■ **Short problem**:
Tally the lines in the listing below that contain "skills" and report the tally alone.

■ **Input for this task**:

::::::::::

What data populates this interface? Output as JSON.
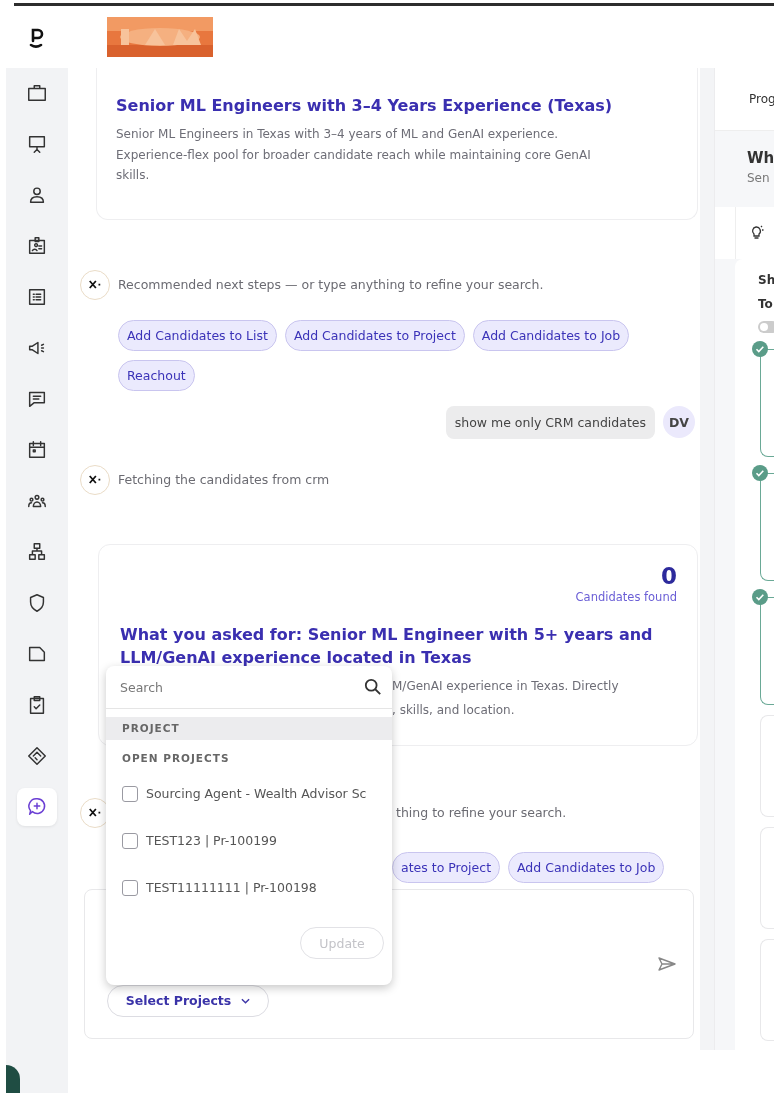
{
  "sidebar": {
    "items": [
      {
        "selected": false
      },
      {
        "selected": false
      },
      {
        "selected": false
      },
      {
        "selected": false
      },
      {
        "selected": false
      },
      {
        "selected": false
      },
      {
        "selected": false
      },
      {
        "selected": false
      },
      {
        "selected": false
      },
      {
        "selected": false
      },
      {
        "selected": false
      },
      {
        "selected": false
      },
      {
        "selected": false
      },
      {
        "selected": false
      },
      {
        "selected": true
      }
    ]
  },
  "chat": {
    "result_card_1": {
      "title": "Senior ML Engineers with 3–4 Years Experience (Texas)",
      "description": "Senior ML Engineers in Texas with 3–4 years of ML and GenAI experience. Experience-flex pool for broader candidate reach while maintaining core GenAI skills."
    },
    "assistant_message_1": {
      "text": "Recommended next steps — or type anything to refine your search.",
      "actions": [
        "Add Candidates to List",
        "Add Candidates to Project",
        "Add Candidates to Job",
        "Reachout"
      ]
    },
    "user_message": {
      "text": "show me only CRM candidates",
      "avatar": "DV"
    },
    "assistant_message_2": {
      "text": "Fetching the candidates from crm"
    },
    "result_card_2": {
      "count": "0",
      "count_label": "Candidates found",
      "title": "What you asked for: Senior ML Engineer with 5+ years and LLM/GenAI experience located in Texas",
      "description_lines": [
        "M/GenAI experience in Texas. Directly",
        ", skills, and location."
      ]
    },
    "assistant_message_3": {
      "text": "thing to refine your search.",
      "actions": [
        "ates to Project",
        "Add Candidates to Job"
      ]
    },
    "composer": {
      "project_button": "Select Projects"
    }
  },
  "project_dropdown": {
    "search_placeholder": "Search",
    "section": "PROJECT",
    "group": "OPEN PROJECTS",
    "options": [
      {
        "label": "Sourcing Agent - Wealth Advisor Sc",
        "checked": false
      },
      {
        "label": "TEST123 | Pr-100199",
        "checked": false
      },
      {
        "label": "TEST11111111 | Pr-100198",
        "checked": false
      }
    ],
    "update_button": "Update",
    "update_disabled": true
  },
  "right_panel": {
    "tab": "Prog",
    "heading": "Wh",
    "subheading": "Sen",
    "line_1": "Sh",
    "line_2": "To",
    "toggle_on": false,
    "steps": [
      {
        "completed": true
      },
      {
        "completed": true
      },
      {
        "completed": true
      },
      {
        "completed": false
      },
      {
        "completed": false
      },
      {
        "completed": false
      }
    ]
  }
}
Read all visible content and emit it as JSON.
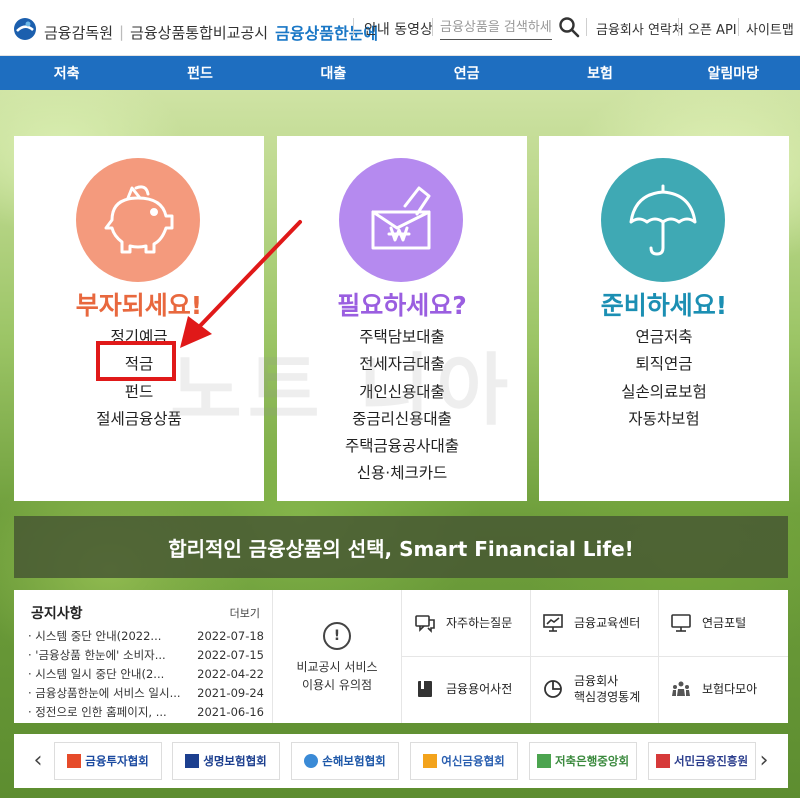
{
  "header": {
    "org": "금융감독원",
    "service": "금융상품통합비교공시",
    "brand": "금융상품한눈에",
    "video_link": "안내 동영상",
    "search_placeholder": "금융상품을 검색하세요",
    "links": [
      "금융회사 연락처",
      "오픈 API",
      "사이트맵"
    ]
  },
  "nav": [
    "저축",
    "펀드",
    "대출",
    "연금",
    "보험",
    "알림마당"
  ],
  "cards": [
    {
      "title": "부자되세요!",
      "color": "#e8683e",
      "circle_color": "#f49a7d",
      "icon": "piggy-bank-icon",
      "items": [
        "정기예금",
        "적금",
        "펀드",
        "절세금융상품"
      ]
    },
    {
      "title": "필요하세요?",
      "color": "#9a5ee0",
      "circle_color": "#b58aef",
      "icon": "won-envelope-icon",
      "items": [
        "주택담보대출",
        "전세자금대출",
        "개인신용대출",
        "중금리신용대출",
        "주택금융공사대출",
        "신용·체크카드"
      ]
    },
    {
      "title": "준비하세요!",
      "color": "#1b8fb3",
      "circle_color": "#3fa9b4",
      "icon": "umbrella-icon",
      "items": [
        "연금저축",
        "퇴직연금",
        "실손의료보험",
        "자동차보험"
      ]
    }
  ],
  "watermark": "노트 니아",
  "banner": "합리적인 금융상품의 선택, Smart Financial Life!",
  "notice": {
    "title": "공지사항",
    "more": "더보기",
    "items": [
      {
        "text": "· 시스템 중단 안내(2022...",
        "date": "2022-07-18"
      },
      {
        "text": "· '금융상품 한눈에' 소비자...",
        "date": "2022-07-15"
      },
      {
        "text": "· 시스템 일시 중단 안내(2...",
        "date": "2022-04-22"
      },
      {
        "text": "· 금융상품한눈에 서비스 일시...",
        "date": "2021-09-24"
      },
      {
        "text": "· 정전으로 인한 홈페이지, ...",
        "date": "2021-06-16"
      }
    ]
  },
  "caution": {
    "line1": "비교공시 서비스",
    "line2": "이용시 유의점"
  },
  "quick_links": [
    {
      "label": "자주하는질문",
      "icon": "chat-icon"
    },
    {
      "label": "금융교육센터",
      "icon": "presentation-icon"
    },
    {
      "label": "연금포털",
      "icon": "monitor-icon"
    },
    {
      "label": "금융용어사전",
      "icon": "book-icon"
    },
    {
      "label": "금융회사\n핵심경영통계",
      "icon": "pie-chart-icon"
    },
    {
      "label": "보험다모아",
      "icon": "people-icon"
    }
  ],
  "partners": [
    {
      "name": "금융투자협회",
      "color": "#1b4aa0"
    },
    {
      "name": "생명보험협회",
      "color": "#1c3f8f"
    },
    {
      "name": "손해보험협회",
      "color": "#1d57a8"
    },
    {
      "name": "여신금융협회",
      "color": "#2a5fb0"
    },
    {
      "name": "저축은행중앙회",
      "color": "#3b8a3e"
    },
    {
      "name": "서민금융진흥원",
      "color": "#2d3f8e"
    }
  ]
}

::::::::::

■ **Solution to this problem**:
2